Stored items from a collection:
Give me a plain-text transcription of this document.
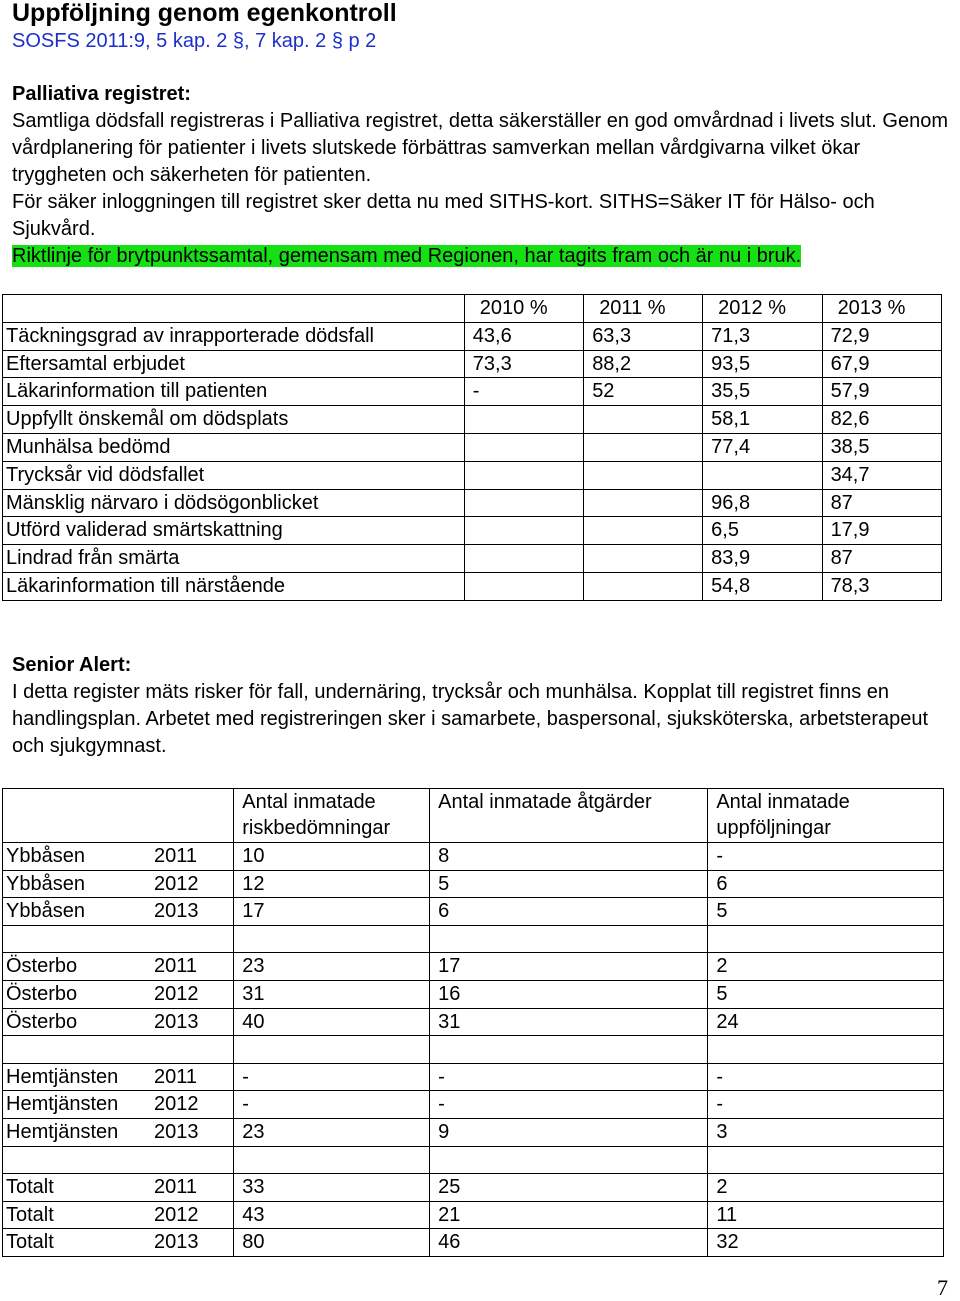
Uppföljning genom egenkontroll
SOSFS 2011:9, 5 kap. 2 §, 7 kap. 2 § p 2
Palliativa registret:
Samtliga dödsfall registreras i Palliativa registret, detta säkerställer en god omvårdnad i livets slut. Genom vårdplanering för patienter i livets slutskede förbättras samverkan mellan vårdgivarna vilket ökar tryggheten och säkerheten för patienten.
För säker inloggningen till registret sker detta nu med SITHS-kort. SITHS=Säker IT för Hälso- och Sjukvård.
Riktlinje för brytpunktssamtal, gemensam med Regionen, har tagits fram och är nu i bruk.
	2010 %	2011 %	2012 %	2013 %
Täckningsgrad av inrapporterade dödsfall	43,6	63,3	71,3	72,9
Eftersamtal erbjudet	73,3	88,2	93,5	67,9
Läkarinformation till patienten	-	52	35,5	57,9
Uppfyllt önskemål om dödsplats			58,1	82,6
Munhälsa bedömd			77,4	38,5
Trycksår vid dödsfallet				34,7
Mänsklig närvaro i dödsögonblicket			96,8	87
Utförd validerad smärtskattning			6,5	17,9
Lindrad från smärta			83,9	87
Läkarinformation till närstående			54,8	78,3
Senior Alert:
I detta register mäts risker för fall, undernäring, trycksår och munhälsa. Kopplat till registret finns en handlingsplan. Arbetet med registreringen sker i samarbete, baspersonal, sjuksköterska, arbetsterapeut och sjukgymnast.
	Antal inmatade riskbedömningar	Antal inmatade åtgärder	Antal inmatade uppföljningar
Ybbåsen 2011	10	8	-
Ybbåsen 2012	12	5	6
Ybbåsen 2013	17	6	5

Österbo 2011	23	17	2
Österbo 2012	31	16	5
Österbo 2013	40	31	24

Hemtjänsten 2011	-	-	-
Hemtjänsten 2012	-	-	-
Hemtjänsten 2013	23	9	3

Totalt 2011	33	25	2
Totalt 2012	43	21	11
Totalt 2013	80	46	32
7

# What is being asked:
Gather from the records above every line containing the string "Hemtjänsten".

# Answer to this problem:
Hemtjänsten 2011	-	-	-
Hemtjänsten 2012	-	-	-
Hemtjänsten 2013	23	9	3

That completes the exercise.